▸ **Given instruction**
Repeat, exactly and completely, the material that follows. Omit the pictures.

Figure record extracts
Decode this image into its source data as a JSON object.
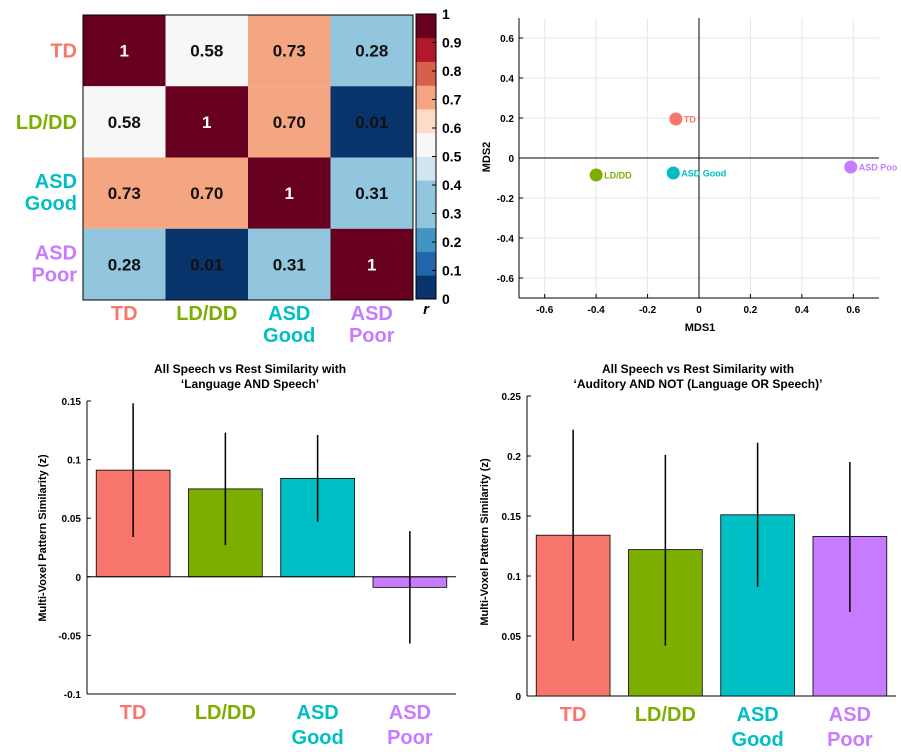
{
  "groups": [
    {
      "lines": [
        "TD"
      ],
      "color": "#F8766D"
    },
    {
      "lines": [
        "LD/DD"
      ],
      "color": "#7CAE00"
    },
    {
      "lines": [
        "ASD",
        "Good"
      ],
      "color": "#00BFC4"
    },
    {
      "lines": [
        "ASD",
        "Poor"
      ],
      "color": "#C77CFF"
    }
  ],
  "chart_data": [
    {
      "type": "heatmap",
      "rows": [
        "TD",
        "LD/DD",
        "ASD Good",
        "ASD Poor"
      ],
      "cols": [
        "TD",
        "LD/DD",
        "ASD Good",
        "ASD Poor"
      ],
      "values": [
        [
          1,
          0.58,
          0.73,
          0.28
        ],
        [
          0.58,
          1,
          0.7,
          0.01
        ],
        [
          0.73,
          0.7,
          1,
          0.31
        ],
        [
          0.28,
          0.01,
          0.31,
          1
        ]
      ],
      "cell_labels": [
        [
          "1",
          "0.58",
          "0.73",
          "0.28"
        ],
        [
          "0.58",
          "1",
          "0.70",
          "0.01"
        ],
        [
          "0.73",
          "0.70",
          "1",
          "0.31"
        ],
        [
          "0.28",
          "0.01",
          "0.31",
          "1"
        ]
      ],
      "colorbar": {
        "label": "r",
        "range": [
          0,
          1
        ],
        "ticks": [
          "0",
          "0.1",
          "0.2",
          "0.3",
          "0.4",
          "0.5",
          "0.6",
          "0.7",
          "0.8",
          "0.9",
          "1"
        ],
        "colors": [
          "#08336B",
          "#2166AC",
          "#4393C3",
          "#92C5DE",
          "#92C5DE",
          "#D1E5F0",
          "#F7F7F7",
          "#FDDBC7",
          "#F4A582",
          "#D6604D",
          "#B2182B",
          "#67001F"
        ]
      }
    },
    {
      "type": "scatter",
      "xlabel": "MDS1",
      "ylabel": "MDS2",
      "xlim": [
        -0.7,
        0.7
      ],
      "ylim": [
        -0.7,
        0.7
      ],
      "xticks": [
        "-0.6",
        "-0.4",
        "-0.2",
        "0",
        "0.2",
        "0.4",
        "0.6"
      ],
      "yticks": [
        "0.6",
        "0.4",
        "0.2",
        "0",
        "-0.2",
        "-0.4",
        "-0.6"
      ],
      "grid": true,
      "points": [
        {
          "label": "TD",
          "x": -0.09,
          "y": 0.195,
          "color": "#F8766D"
        },
        {
          "label": "LD/DD",
          "x": -0.4,
          "y": -0.085,
          "color": "#7CAE00"
        },
        {
          "label": "ASD Good",
          "x": -0.1,
          "y": -0.075,
          "color": "#00BFC4"
        },
        {
          "label": "ASD Poor",
          "x": 0.59,
          "y": -0.045,
          "color": "#C77CFF"
        }
      ],
      "point_label_visible": [
        "TD",
        "LD/DD",
        "ASD Good",
        "ASD Poo"
      ]
    },
    {
      "type": "bar",
      "title": [
        "All Speech vs Rest Similarity with",
        "‘Language AND Speech’"
      ],
      "ylabel": "Multi-Voxel Pattern Similarity (z)",
      "ylim": [
        -0.1,
        0.15
      ],
      "yticks": [
        "0.15",
        "0.1",
        "0.05",
        "0",
        "-0.05",
        "-0.1"
      ],
      "categories": [
        "TD",
        "LD/DD",
        "ASD Good",
        "ASD Poor"
      ],
      "values": [
        0.091,
        0.075,
        0.084,
        -0.009
      ],
      "errors": [
        [
          0.034,
          0.148
        ],
        [
          0.027,
          0.123
        ],
        [
          0.047,
          0.121
        ],
        [
          -0.057,
          0.039
        ]
      ]
    },
    {
      "type": "bar",
      "title": [
        "All Speech vs Rest Similarity with",
        "‘Auditory AND NOT (Language OR Speech)’"
      ],
      "ylabel": "Multi-Voxel Pattern Similarity (z)",
      "ylim": [
        0,
        0.25
      ],
      "yticks": [
        "0.25",
        "0.2",
        "0.15",
        "0.1",
        "0.05",
        "0"
      ],
      "categories": [
        "TD",
        "LD/DD",
        "ASD Good",
        "ASD Poor"
      ],
      "values": [
        0.134,
        0.122,
        0.151,
        0.133
      ],
      "errors": [
        [
          0.046,
          0.222
        ],
        [
          0.042,
          0.201
        ],
        [
          0.091,
          0.211
        ],
        [
          0.07,
          0.195
        ]
      ]
    }
  ]
}
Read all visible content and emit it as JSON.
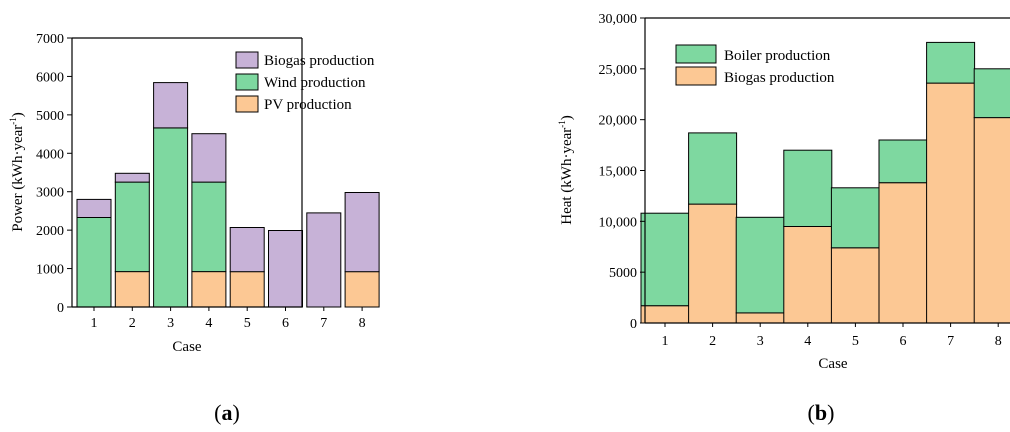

▸ **Exercise output**
Decode this image into its source data as a JSON object.
{
  "groups": [
    {
      "lines": [
        "TD"
      ],
      "color": "#F8766D"
    },
    {
      "lines": [
        "LD/DD"
      ],
      "color": "#7CAE00"
    },
    {
      "lines": [
        "ASD",
        "Good"
      ],
      "color": "#00BFC4"
    },
    {
      "lines": [
        "ASD",
        "Poor"
      ],
      "color": "#C77CFF"
    }
  ],
  "chart_data": [
    {
      "type": "heatmap",
      "rows": [
        "TD",
        "LD/DD",
        "ASD Good",
        "ASD Poor"
      ],
      "cols": [
        "TD",
        "LD/DD",
        "ASD Good",
        "ASD Poor"
      ],
      "values": [
        [
          1,
          0.58,
          0.73,
          0.28
        ],
        [
          0.58,
          1,
          0.7,
          0.01
        ],
        [
          0.73,
          0.7,
          1,
          0.31
        ],
        [
          0.28,
          0.01,
          0.31,
          1
        ]
      ],
      "cell_labels": [
        [
          "1",
          "0.58",
          "0.73",
          "0.28"
        ],
        [
          "0.58",
          "1",
          "0.70",
          "0.01"
        ],
        [
          "0.73",
          "0.70",
          "1",
          "0.31"
        ],
        [
          "0.28",
          "0.01",
          "0.31",
          "1"
        ]
      ],
      "colorbar": {
        "label": "r",
        "range": [
          0,
          1
        ],
        "ticks": [
          "0",
          "0.1",
          "0.2",
          "0.3",
          "0.4",
          "0.5",
          "0.6",
          "0.7",
          "0.8",
          "0.9",
          "1"
        ],
        "colors": [
          "#08336B",
          "#2166AC",
          "#4393C3",
          "#92C5DE",
          "#92C5DE",
          "#D1E5F0",
          "#F7F7F7",
          "#FDDBC7",
          "#F4A582",
          "#D6604D",
          "#B2182B",
          "#67001F"
        ]
      }
    },
    {
      "type": "scatter",
      "xlabel": "MDS1",
      "ylabel": "MDS2",
      "xlim": [
        -0.7,
        0.7
      ],
      "ylim": [
        -0.7,
        0.7
      ],
      "xticks": [
        "-0.6",
        "-0.4",
        "-0.2",
        "0",
        "0.2",
        "0.4",
        "0.6"
      ],
      "yticks": [
        "0.6",
        "0.4",
        "0.2",
        "0",
        "-0.2",
        "-0.4",
        "-0.6"
      ],
      "grid": true,
      "points": [
        {
          "label": "TD",
          "x": -0.09,
          "y": 0.195,
          "color": "#F8766D"
        },
        {
          "label": "LD/DD",
          "x": -0.4,
          "y": -0.085,
          "color": "#7CAE00"
        },
        {
          "label": "ASD Good",
          "x": -0.1,
          "y": -0.075,
          "color": "#00BFC4"
        },
        {
          "label": "ASD Poor",
          "x": 0.59,
          "y": -0.045,
          "color": "#C77CFF"
        }
      ],
      "point_label_visible": [
        "TD",
        "LD/DD",
        "ASD Good",
        "ASD Poo"
      ]
    },
    {
      "type": "bar",
      "title": [
        "All Speech vs Rest Similarity with",
        "‘Language AND Speech’"
      ],
      "ylabel": "Multi-Voxel Pattern Similarity (z)",
      "ylim": [
        -0.1,
        0.15
      ],
      "yticks": [
        "0.15",
        "0.1",
        "0.05",
        "0",
        "-0.05",
        "-0.1"
      ],
      "categories": [
        "TD",
        "LD/DD",
        "ASD Good",
        "ASD Poor"
      ],
      "values": [
        0.091,
        0.075,
        0.084,
        -0.009
      ],
      "errors": [
        [
          0.034,
          0.148
        ],
        [
          0.027,
          0.123
        ],
        [
          0.047,
          0.121
        ],
        [
          -0.057,
          0.039
        ]
      ]
    },
    {
      "type": "bar",
      "title": [
        "All Speech vs Rest Similarity with",
        "‘Auditory AND NOT (Language OR Speech)’"
      ],
      "ylabel": "Multi-Voxel Pattern Similarity (z)",
      "ylim": [
        0,
        0.25
      ],
      "yticks": [
        "0.25",
        "0.2",
        "0.15",
        "0.1",
        "0.05",
        "0"
      ],
      "categories": [
        "TD",
        "LD/DD",
        "ASD Good",
        "ASD Poor"
      ],
      "values": [
        0.134,
        0.122,
        0.151,
        0.133
      ],
      "errors": [
        [
          0.046,
          0.222
        ],
        [
          0.042,
          0.201
        ],
        [
          0.091,
          0.211
        ],
        [
          0.07,
          0.195
        ]
      ]
    }
  ]
}
Read all visible content and emit it as JSON.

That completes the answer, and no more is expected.